- Exercise task
Answer with a single number, the count of lines holding the word "that".

Dataset records
******************************

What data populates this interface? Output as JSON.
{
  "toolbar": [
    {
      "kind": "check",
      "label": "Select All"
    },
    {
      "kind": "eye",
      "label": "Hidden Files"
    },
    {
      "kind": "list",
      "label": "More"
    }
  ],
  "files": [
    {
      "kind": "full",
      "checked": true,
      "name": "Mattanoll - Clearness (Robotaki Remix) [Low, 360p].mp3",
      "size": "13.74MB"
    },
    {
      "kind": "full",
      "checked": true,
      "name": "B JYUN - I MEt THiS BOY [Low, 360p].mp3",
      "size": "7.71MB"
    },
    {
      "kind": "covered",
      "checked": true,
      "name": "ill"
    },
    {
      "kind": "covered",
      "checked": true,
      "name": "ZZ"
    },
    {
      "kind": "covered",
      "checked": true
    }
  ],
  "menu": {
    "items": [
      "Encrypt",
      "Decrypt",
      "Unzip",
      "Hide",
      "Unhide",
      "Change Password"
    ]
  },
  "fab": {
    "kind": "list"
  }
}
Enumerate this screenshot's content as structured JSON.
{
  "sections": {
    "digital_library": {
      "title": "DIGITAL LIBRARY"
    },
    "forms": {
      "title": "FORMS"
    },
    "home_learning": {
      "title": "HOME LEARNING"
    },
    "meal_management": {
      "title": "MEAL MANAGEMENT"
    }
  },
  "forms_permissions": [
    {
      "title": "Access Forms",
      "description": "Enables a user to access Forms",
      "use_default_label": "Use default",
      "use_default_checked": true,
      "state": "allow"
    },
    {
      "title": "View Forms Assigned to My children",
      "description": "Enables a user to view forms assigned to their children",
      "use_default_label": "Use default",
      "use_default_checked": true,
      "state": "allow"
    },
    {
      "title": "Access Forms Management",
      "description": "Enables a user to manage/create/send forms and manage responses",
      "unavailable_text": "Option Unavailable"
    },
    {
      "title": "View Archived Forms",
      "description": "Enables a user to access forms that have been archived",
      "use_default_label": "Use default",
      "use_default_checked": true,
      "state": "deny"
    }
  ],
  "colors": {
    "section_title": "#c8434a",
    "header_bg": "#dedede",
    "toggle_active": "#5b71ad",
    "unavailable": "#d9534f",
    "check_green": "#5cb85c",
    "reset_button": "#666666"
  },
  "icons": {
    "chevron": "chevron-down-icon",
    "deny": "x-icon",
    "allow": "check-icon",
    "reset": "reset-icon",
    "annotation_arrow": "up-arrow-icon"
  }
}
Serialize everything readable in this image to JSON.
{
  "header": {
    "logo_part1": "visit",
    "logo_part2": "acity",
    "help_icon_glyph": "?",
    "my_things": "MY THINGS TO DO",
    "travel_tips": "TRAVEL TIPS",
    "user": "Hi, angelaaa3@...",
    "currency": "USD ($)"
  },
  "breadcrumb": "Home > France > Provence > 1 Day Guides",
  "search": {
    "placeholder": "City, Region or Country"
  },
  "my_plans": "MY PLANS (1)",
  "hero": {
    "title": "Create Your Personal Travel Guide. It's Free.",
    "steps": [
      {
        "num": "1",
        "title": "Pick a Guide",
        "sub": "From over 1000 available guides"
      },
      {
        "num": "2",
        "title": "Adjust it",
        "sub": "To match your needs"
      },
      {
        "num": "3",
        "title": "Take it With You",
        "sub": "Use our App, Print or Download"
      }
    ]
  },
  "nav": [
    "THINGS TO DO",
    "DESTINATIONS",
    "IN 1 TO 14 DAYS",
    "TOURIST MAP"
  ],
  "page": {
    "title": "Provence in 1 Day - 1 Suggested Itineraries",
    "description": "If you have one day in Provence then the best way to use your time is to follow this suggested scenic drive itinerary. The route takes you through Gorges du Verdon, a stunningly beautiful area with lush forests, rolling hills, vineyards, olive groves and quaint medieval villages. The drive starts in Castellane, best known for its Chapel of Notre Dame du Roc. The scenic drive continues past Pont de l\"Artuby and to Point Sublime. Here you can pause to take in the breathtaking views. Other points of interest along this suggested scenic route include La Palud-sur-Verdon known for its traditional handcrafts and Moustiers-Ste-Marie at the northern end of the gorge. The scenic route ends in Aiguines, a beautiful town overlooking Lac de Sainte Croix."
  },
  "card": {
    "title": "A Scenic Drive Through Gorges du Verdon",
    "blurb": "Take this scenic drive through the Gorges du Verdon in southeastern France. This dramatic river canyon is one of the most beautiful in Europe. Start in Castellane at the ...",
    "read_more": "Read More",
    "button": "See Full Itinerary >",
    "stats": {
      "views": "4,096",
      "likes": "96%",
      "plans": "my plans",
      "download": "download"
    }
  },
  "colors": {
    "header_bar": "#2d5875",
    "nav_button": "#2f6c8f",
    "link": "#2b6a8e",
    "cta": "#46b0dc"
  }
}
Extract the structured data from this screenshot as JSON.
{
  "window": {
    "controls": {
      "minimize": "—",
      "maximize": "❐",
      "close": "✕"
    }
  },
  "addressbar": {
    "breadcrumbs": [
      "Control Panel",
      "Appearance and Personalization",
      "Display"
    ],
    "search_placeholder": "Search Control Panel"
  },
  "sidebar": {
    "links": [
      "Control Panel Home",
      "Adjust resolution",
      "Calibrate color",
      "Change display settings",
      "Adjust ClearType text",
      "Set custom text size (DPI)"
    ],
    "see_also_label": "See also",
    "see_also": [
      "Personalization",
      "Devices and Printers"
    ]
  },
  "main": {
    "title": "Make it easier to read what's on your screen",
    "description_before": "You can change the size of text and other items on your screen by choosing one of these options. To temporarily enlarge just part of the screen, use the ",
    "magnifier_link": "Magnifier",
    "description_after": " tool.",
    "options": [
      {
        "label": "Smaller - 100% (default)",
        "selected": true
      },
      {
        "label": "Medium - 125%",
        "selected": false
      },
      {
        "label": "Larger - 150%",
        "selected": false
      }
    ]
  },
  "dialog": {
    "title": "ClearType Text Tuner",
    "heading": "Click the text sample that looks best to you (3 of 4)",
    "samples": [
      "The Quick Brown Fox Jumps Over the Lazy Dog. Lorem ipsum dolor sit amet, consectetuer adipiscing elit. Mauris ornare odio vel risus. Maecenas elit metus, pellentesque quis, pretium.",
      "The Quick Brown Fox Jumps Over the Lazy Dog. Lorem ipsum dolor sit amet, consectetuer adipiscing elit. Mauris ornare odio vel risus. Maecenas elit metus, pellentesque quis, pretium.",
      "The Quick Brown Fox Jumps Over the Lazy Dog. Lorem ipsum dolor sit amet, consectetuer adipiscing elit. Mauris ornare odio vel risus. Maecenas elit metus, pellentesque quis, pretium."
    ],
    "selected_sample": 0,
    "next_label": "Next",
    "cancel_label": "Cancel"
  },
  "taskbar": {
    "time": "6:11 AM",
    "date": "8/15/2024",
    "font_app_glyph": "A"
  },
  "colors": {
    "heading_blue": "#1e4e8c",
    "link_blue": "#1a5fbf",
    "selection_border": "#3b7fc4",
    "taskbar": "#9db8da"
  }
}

******************************

- Task output
2